[start of Supplied data]

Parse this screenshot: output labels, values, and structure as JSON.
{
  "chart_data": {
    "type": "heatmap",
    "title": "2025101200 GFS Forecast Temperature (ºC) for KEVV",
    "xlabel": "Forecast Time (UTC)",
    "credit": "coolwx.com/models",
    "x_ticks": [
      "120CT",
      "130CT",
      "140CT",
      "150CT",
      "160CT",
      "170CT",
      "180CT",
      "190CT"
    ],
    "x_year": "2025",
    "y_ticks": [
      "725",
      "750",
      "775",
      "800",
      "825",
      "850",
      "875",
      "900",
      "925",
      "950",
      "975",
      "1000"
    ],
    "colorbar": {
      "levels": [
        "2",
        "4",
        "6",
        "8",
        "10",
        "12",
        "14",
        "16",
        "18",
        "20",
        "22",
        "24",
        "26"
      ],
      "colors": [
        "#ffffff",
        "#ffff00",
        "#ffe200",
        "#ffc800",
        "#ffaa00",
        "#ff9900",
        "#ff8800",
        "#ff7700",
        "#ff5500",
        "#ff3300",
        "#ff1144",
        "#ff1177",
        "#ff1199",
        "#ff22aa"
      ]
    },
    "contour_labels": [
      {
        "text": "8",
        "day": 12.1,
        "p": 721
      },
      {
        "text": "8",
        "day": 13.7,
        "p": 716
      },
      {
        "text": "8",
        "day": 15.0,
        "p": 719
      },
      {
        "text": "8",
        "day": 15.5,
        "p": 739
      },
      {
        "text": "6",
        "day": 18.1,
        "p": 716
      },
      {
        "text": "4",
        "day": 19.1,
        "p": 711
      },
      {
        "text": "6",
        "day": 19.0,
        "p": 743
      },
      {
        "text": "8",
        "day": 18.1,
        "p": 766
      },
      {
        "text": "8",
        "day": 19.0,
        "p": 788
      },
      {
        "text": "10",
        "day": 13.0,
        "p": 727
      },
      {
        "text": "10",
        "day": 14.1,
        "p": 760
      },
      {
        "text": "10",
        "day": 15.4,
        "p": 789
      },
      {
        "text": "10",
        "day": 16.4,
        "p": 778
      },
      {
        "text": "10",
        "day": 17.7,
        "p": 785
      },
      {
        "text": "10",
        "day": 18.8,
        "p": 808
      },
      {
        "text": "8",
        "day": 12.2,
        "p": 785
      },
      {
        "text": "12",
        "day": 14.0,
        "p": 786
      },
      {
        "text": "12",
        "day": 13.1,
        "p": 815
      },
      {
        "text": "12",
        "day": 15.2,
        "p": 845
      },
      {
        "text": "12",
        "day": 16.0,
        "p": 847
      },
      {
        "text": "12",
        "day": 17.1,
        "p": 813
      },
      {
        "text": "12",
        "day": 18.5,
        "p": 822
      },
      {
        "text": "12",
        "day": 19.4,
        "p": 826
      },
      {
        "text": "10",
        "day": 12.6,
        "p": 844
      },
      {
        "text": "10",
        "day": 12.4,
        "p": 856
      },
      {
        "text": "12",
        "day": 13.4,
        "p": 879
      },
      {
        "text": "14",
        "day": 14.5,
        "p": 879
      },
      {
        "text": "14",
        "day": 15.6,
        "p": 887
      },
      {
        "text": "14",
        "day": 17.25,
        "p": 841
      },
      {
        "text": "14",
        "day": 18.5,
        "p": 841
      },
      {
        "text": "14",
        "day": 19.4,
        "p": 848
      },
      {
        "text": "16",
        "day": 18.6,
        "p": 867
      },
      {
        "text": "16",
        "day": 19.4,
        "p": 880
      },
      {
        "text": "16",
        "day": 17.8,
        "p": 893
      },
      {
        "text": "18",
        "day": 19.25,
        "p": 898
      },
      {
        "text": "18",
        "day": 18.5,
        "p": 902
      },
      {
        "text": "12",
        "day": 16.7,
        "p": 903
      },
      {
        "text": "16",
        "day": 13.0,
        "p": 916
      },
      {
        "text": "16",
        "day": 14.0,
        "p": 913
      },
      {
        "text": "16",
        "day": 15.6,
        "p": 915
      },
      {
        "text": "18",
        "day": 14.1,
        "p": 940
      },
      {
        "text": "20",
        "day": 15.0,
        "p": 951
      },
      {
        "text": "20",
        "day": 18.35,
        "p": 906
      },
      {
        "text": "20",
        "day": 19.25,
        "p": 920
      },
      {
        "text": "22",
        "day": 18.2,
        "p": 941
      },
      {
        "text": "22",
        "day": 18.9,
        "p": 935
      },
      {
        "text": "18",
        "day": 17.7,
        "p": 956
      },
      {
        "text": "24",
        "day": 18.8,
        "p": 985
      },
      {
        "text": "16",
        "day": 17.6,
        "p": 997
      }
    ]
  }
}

[end of Supplied data]

Would you give the material above again, complete and exact?

Parse this screenshot: output labels, values, and structure as JSON.
{
  "chart_data": {
    "type": "heatmap",
    "title": "2025101200 GFS Forecast Temperature (ºC) for KEVV",
    "xlabel": "Forecast Time (UTC)",
    "credit": "coolwx.com/models",
    "x_ticks": [
      "120CT",
      "130CT",
      "140CT",
      "150CT",
      "160CT",
      "170CT",
      "180CT",
      "190CT"
    ],
    "x_year": "2025",
    "y_ticks": [
      "725",
      "750",
      "775",
      "800",
      "825",
      "850",
      "875",
      "900",
      "925",
      "950",
      "975",
      "1000"
    ],
    "colorbar": {
      "levels": [
        "2",
        "4",
        "6",
        "8",
        "10",
        "12",
        "14",
        "16",
        "18",
        "20",
        "22",
        "24",
        "26"
      ],
      "colors": [
        "#ffffff",
        "#ffff00",
        "#ffe200",
        "#ffc800",
        "#ffaa00",
        "#ff9900",
        "#ff8800",
        "#ff7700",
        "#ff5500",
        "#ff3300",
        "#ff1144",
        "#ff1177",
        "#ff1199",
        "#ff22aa"
      ]
    },
    "contour_labels": [
      {
        "text": "8",
        "day": 12.1,
        "p": 721
      },
      {
        "text": "8",
        "day": 13.7,
        "p": 716
      },
      {
        "text": "8",
        "day": 15.0,
        "p": 719
      },
      {
        "text": "8",
        "day": 15.5,
        "p": 739
      },
      {
        "text": "6",
        "day": 18.1,
        "p": 716
      },
      {
        "text": "4",
        "day": 19.1,
        "p": 711
      },
      {
        "text": "6",
        "day": 19.0,
        "p": 743
      },
      {
        "text": "8",
        "day": 18.1,
        "p": 766
      },
      {
        "text": "8",
        "day": 19.0,
        "p": 788
      },
      {
        "text": "10",
        "day": 13.0,
        "p": 727
      },
      {
        "text": "10",
        "day": 14.1,
        "p": 760
      },
      {
        "text": "10",
        "day": 15.4,
        "p": 789
      },
      {
        "text": "10",
        "day": 16.4,
        "p": 778
      },
      {
        "text": "10",
        "day": 17.7,
        "p": 785
      },
      {
        "text": "10",
        "day": 18.8,
        "p": 808
      },
      {
        "text": "8",
        "day": 12.2,
        "p": 785
      },
      {
        "text": "12",
        "day": 14.0,
        "p": 786
      },
      {
        "text": "12",
        "day": 13.1,
        "p": 815
      },
      {
        "text": "12",
        "day": 15.2,
        "p": 845
      },
      {
        "text": "12",
        "day": 16.0,
        "p": 847
      },
      {
        "text": "12",
        "day": 17.1,
        "p": 813
      },
      {
        "text": "12",
        "day": 18.5,
        "p": 822
      },
      {
        "text": "12",
        "day": 19.4,
        "p": 826
      },
      {
        "text": "10",
        "day": 12.6,
        "p": 844
      },
      {
        "text": "10",
        "day": 12.4,
        "p": 856
      },
      {
        "text": "12",
        "day": 13.4,
        "p": 879
      },
      {
        "text": "14",
        "day": 14.5,
        "p": 879
      },
      {
        "text": "14",
        "day": 15.6,
        "p": 887
      },
      {
        "text": "14",
        "day": 17.25,
        "p": 841
      },
      {
        "text": "14",
        "day": 18.5,
        "p": 841
      },
      {
        "text": "14",
        "day": 19.4,
        "p": 848
      },
      {
        "text": "16",
        "day": 18.6,
        "p": 867
      },
      {
        "text": "16",
        "day": 19.4,
        "p": 880
      },
      {
        "text": "16",
        "day": 17.8,
        "p": 893
      },
      {
        "text": "18",
        "day": 19.25,
        "p": 898
      },
      {
        "text": "18",
        "day": 18.5,
        "p": 902
      },
      {
        "text": "12",
        "day": 16.7,
        "p": 903
      },
      {
        "text": "16",
        "day": 13.0,
        "p": 916
      },
      {
        "text": "16",
        "day": 14.0,
        "p": 913
      },
      {
        "text": "16",
        "day": 15.6,
        "p": 915
      },
      {
        "text": "18",
        "day": 14.1,
        "p": 940
      },
      {
        "text": "20",
        "day": 15.0,
        "p": 951
      },
      {
        "text": "20",
        "day": 18.35,
        "p": 906
      },
      {
        "text": "20",
        "day": 19.25,
        "p": 920
      },
      {
        "text": "22",
        "day": 18.2,
        "p": 941
      },
      {
        "text": "22",
        "day": 18.9,
        "p": 935
      },
      {
        "text": "18",
        "day": 17.7,
        "p": 956
      },
      {
        "text": "24",
        "day": 18.8,
        "p": 985
      },
      {
        "text": "16",
        "day": 17.6,
        "p": 997
      }
    ]
  }
}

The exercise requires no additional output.